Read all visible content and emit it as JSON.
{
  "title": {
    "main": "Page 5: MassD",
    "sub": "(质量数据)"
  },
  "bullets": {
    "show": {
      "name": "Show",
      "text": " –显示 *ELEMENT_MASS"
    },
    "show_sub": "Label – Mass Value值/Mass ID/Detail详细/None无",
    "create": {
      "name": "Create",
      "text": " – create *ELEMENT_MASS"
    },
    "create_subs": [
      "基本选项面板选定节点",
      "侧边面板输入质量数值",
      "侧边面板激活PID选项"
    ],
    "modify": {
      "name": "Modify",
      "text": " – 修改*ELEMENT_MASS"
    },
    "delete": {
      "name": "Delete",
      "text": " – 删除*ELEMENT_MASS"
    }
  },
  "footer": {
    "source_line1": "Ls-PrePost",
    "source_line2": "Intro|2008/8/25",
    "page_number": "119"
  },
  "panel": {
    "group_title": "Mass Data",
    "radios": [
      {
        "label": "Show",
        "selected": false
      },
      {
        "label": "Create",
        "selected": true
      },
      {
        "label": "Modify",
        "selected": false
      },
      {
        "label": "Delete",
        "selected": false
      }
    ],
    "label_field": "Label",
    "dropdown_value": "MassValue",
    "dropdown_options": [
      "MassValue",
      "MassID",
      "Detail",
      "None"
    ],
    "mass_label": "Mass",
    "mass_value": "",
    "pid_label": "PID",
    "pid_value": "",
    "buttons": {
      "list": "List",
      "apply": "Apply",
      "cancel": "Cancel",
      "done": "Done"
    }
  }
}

----

- **Exercise**:
The whole listing above needs to be written out again exactly.

- **The output**:
Read all visible content and emit it as JSON.
{
  "title": {
    "main": "Page 5: MassD",
    "sub": "(质量数据)"
  },
  "bullets": {
    "show": {
      "name": "Show",
      "text": " –显示 *ELEMENT_MASS"
    },
    "show_sub": "Label – Mass Value值/Mass ID/Detail详细/None无",
    "create": {
      "name": "Create",
      "text": " – create *ELEMENT_MASS"
    },
    "create_subs": [
      "基本选项面板选定节点",
      "侧边面板输入质量数值",
      "侧边面板激活PID选项"
    ],
    "modify": {
      "name": "Modify",
      "text": " – 修改*ELEMENT_MASS"
    },
    "delete": {
      "name": "Delete",
      "text": " – 删除*ELEMENT_MASS"
    }
  },
  "footer": {
    "source_line1": "Ls-PrePost",
    "source_line2": "Intro|2008/8/25",
    "page_number": "119"
  },
  "panel": {
    "group_title": "Mass Data",
    "radios": [
      {
        "label": "Show",
        "selected": false
      },
      {
        "label": "Create",
        "selected": true
      },
      {
        "label": "Modify",
        "selected": false
      },
      {
        "label": "Delete",
        "selected": false
      }
    ],
    "label_field": "Label",
    "dropdown_value": "MassValue",
    "dropdown_options": [
      "MassValue",
      "MassID",
      "Detail",
      "None"
    ],
    "mass_label": "Mass",
    "mass_value": "",
    "pid_label": "PID",
    "pid_value": "",
    "buttons": {
      "list": "List",
      "apply": "Apply",
      "cancel": "Cancel",
      "done": "Done"
    }
  }
}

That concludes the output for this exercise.